— TASK DESCRIPTION —
Lines that include the word "color" are the ones to copy.

Data listing

○ ○ ○ ○ ○ ○ ○

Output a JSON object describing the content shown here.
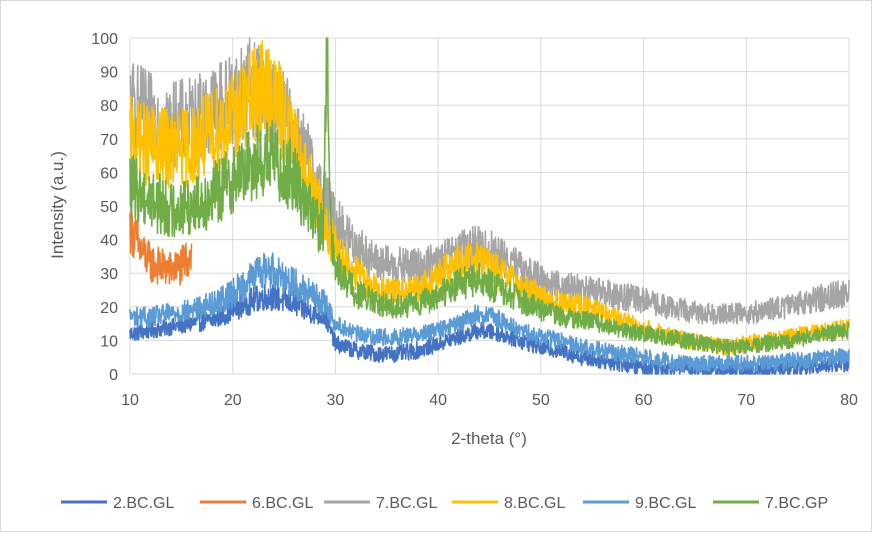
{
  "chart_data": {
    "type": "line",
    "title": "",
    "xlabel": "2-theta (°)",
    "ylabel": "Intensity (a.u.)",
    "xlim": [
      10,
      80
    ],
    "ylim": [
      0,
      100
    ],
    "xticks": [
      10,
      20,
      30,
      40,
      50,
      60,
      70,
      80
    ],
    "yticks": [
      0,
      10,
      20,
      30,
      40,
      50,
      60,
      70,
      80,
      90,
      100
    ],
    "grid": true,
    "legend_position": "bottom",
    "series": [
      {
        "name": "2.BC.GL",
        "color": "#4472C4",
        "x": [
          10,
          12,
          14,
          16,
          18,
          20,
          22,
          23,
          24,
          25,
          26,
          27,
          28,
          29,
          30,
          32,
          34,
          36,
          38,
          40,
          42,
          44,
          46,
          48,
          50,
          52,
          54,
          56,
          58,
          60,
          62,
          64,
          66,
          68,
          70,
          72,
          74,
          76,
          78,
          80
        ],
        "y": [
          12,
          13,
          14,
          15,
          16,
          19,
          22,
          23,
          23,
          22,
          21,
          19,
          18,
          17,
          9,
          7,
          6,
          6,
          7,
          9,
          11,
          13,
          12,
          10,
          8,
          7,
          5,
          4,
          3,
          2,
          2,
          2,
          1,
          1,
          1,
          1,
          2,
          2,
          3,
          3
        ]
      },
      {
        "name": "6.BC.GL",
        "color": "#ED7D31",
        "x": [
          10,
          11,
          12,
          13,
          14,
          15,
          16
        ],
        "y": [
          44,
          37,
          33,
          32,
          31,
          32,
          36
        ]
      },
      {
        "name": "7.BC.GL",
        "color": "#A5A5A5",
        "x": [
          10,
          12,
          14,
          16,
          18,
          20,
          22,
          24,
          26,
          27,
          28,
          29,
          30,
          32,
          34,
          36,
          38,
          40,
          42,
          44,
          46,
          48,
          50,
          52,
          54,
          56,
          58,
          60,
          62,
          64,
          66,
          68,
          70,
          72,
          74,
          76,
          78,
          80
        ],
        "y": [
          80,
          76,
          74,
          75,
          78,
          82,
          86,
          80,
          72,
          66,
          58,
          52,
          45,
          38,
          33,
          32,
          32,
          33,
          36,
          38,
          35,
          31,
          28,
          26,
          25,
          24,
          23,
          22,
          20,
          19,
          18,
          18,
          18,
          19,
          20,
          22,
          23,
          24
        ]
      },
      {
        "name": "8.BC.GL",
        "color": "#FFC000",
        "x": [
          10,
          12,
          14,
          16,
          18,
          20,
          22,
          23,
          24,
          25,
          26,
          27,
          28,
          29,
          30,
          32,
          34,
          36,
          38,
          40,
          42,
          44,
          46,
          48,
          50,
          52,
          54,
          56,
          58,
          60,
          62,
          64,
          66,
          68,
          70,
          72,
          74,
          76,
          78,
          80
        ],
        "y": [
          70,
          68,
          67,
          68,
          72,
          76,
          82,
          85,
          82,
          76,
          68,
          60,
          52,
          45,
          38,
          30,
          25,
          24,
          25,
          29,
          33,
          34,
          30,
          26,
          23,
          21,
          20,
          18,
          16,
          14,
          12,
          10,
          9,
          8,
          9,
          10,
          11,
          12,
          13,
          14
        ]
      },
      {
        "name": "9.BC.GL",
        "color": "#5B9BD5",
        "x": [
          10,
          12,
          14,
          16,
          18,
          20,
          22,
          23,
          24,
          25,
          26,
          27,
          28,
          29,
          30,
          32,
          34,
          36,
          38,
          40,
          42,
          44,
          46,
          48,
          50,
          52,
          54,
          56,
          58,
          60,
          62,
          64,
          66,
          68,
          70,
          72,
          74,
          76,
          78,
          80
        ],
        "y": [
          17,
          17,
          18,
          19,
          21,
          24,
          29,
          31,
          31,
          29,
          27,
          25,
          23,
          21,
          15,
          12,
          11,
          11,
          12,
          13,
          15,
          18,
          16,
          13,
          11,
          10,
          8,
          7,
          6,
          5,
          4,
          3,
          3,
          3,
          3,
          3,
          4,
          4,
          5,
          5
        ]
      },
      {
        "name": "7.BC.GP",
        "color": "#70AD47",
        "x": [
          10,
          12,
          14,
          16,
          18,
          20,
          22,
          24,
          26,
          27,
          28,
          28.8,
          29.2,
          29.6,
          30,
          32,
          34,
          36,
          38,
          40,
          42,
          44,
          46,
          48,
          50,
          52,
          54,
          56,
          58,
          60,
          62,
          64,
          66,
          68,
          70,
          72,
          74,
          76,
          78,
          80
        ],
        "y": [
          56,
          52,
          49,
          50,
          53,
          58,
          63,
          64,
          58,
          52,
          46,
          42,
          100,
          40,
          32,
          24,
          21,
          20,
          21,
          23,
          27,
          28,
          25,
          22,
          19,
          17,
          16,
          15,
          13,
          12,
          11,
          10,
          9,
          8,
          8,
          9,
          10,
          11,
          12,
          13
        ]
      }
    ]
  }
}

○ ○ ○ ○ ○ ○ ○

— SOLUTION FOR THIS PROBLEM —
        "color": "#4472C4",
        "color": "#ED7D31",
        "color": "#A5A5A5",
        "color": "#FFC000",
        "color": "#5B9BD5",
        "color": "#70AD47",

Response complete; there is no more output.